▶ What the task asks: Reproduce the listing below without any change.

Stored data
begin

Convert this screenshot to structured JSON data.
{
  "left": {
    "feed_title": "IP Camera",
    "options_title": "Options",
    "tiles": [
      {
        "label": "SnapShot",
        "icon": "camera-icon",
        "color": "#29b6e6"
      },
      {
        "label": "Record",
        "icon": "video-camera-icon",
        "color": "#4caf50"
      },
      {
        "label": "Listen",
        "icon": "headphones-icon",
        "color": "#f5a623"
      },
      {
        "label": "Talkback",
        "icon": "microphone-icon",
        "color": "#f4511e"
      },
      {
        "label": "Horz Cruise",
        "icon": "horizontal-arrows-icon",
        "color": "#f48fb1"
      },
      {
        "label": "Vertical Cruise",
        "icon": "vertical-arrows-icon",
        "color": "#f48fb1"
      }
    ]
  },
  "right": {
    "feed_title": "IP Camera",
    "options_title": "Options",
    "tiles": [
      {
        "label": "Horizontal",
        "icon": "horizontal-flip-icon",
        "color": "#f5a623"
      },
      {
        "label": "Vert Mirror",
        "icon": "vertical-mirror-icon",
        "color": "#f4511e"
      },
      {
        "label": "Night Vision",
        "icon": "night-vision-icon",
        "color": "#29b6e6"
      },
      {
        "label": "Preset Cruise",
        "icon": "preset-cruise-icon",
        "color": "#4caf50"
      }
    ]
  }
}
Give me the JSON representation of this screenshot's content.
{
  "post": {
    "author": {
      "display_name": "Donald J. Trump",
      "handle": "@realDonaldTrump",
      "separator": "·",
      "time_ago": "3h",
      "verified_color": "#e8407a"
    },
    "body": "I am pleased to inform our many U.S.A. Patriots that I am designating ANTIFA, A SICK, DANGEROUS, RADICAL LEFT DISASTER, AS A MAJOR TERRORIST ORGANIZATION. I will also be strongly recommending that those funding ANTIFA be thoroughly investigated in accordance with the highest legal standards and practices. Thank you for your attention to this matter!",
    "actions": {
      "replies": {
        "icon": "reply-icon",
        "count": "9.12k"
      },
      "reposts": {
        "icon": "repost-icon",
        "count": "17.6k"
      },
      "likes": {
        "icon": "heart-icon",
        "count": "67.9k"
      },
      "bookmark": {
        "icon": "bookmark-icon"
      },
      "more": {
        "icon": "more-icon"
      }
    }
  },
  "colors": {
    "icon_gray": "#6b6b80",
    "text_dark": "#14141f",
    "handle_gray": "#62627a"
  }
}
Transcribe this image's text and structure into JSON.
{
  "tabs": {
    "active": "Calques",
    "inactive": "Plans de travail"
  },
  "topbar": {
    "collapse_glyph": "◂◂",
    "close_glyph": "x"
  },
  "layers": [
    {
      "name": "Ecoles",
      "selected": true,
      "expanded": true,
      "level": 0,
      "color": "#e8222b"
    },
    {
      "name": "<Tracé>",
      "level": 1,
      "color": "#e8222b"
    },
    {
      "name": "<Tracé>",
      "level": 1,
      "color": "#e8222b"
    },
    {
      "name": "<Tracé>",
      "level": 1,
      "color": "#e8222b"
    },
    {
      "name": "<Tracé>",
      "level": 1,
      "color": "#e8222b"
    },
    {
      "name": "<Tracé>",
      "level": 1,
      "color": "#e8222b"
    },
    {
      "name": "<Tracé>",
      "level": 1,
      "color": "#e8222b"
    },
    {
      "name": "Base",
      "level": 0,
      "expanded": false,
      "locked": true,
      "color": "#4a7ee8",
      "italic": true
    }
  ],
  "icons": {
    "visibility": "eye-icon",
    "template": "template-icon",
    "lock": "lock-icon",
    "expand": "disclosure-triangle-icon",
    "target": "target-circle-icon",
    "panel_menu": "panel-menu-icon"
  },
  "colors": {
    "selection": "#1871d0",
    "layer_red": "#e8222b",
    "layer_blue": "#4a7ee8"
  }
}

end

▶ Task solution:
Convert this screenshot to structured JSON data.
{
  "left": {
    "feed_title": "IP Camera",
    "options_title": "Options",
    "tiles": [
      {
        "label": "SnapShot",
        "icon": "camera-icon",
        "color": "#29b6e6"
      },
      {
        "label": "Record",
        "icon": "video-camera-icon",
        "color": "#4caf50"
      },
      {
        "label": "Listen",
        "icon": "headphones-icon",
        "color": "#f5a623"
      },
      {
        "label": "Talkback",
        "icon": "microphone-icon",
        "color": "#f4511e"
      },
      {
        "label": "Horz Cruise",
        "icon": "horizontal-arrows-icon",
        "color": "#f48fb1"
      },
      {
        "label": "Vertical Cruise",
        "icon": "vertical-arrows-icon",
        "color": "#f48fb1"
      }
    ]
  },
  "right": {
    "feed_title": "IP Camera",
    "options_title": "Options",
    "tiles": [
      {
        "label": "Horizontal",
        "icon": "horizontal-flip-icon",
        "color": "#f5a623"
      },
      {
        "label": "Vert Mirror",
        "icon": "vertical-mirror-icon",
        "color": "#f4511e"
      },
      {
        "label": "Night Vision",
        "icon": "night-vision-icon",
        "color": "#29b6e6"
      },
      {
        "label": "Preset Cruise",
        "icon": "preset-cruise-icon",
        "color": "#4caf50"
      }
    ]
  }
}
Give me the JSON representation of this screenshot's content.
{
  "post": {
    "author": {
      "display_name": "Donald J. Trump",
      "handle": "@realDonaldTrump",
      "separator": "·",
      "time_ago": "3h",
      "verified_color": "#e8407a"
    },
    "body": "I am pleased to inform our many U.S.A. Patriots that I am designating ANTIFA, A SICK, DANGEROUS, RADICAL LEFT DISASTER, AS A MAJOR TERRORIST ORGANIZATION. I will also be strongly recommending that those funding ANTIFA be thoroughly investigated in accordance with the highest legal standards and practices. Thank you for your attention to this matter!",
    "actions": {
      "replies": {
        "icon": "reply-icon",
        "count": "9.12k"
      },
      "reposts": {
        "icon": "repost-icon",
        "count": "17.6k"
      },
      "likes": {
        "icon": "heart-icon",
        "count": "67.9k"
      },
      "bookmark": {
        "icon": "bookmark-icon"
      },
      "more": {
        "icon": "more-icon"
      }
    }
  },
  "colors": {
    "icon_gray": "#6b6b80",
    "text_dark": "#14141f",
    "handle_gray": "#62627a"
  }
}
Transcribe this image's text and structure into JSON.
{
  "tabs": {
    "active": "Calques",
    "inactive": "Plans de travail"
  },
  "topbar": {
    "collapse_glyph": "◂◂",
    "close_glyph": "x"
  },
  "layers": [
    {
      "name": "Ecoles",
      "selected": true,
      "expanded": true,
      "level": 0,
      "color": "#e8222b"
    },
    {
      "name": "<Tracé>",
      "level": 1,
      "color": "#e8222b"
    },
    {
      "name": "<Tracé>",
      "level": 1,
      "color": "#e8222b"
    },
    {
      "name": "<Tracé>",
      "level": 1,
      "color": "#e8222b"
    },
    {
      "name": "<Tracé>",
      "level": 1,
      "color": "#e8222b"
    },
    {
      "name": "<Tracé>",
      "level": 1,
      "color": "#e8222b"
    },
    {
      "name": "<Tracé>",
      "level": 1,
      "color": "#e8222b"
    },
    {
      "name": "Base",
      "level": 0,
      "expanded": false,
      "locked": true,
      "color": "#4a7ee8",
      "italic": true
    }
  ],
  "icons": {
    "visibility": "eye-icon",
    "template": "template-icon",
    "lock": "lock-icon",
    "expand": "disclosure-triangle-icon",
    "target": "target-circle-icon",
    "panel_menu": "panel-menu-icon"
  },
  "colors": {
    "selection": "#1871d0",
    "layer_red": "#e8222b",
    "layer_blue": "#4a7ee8"
  }
}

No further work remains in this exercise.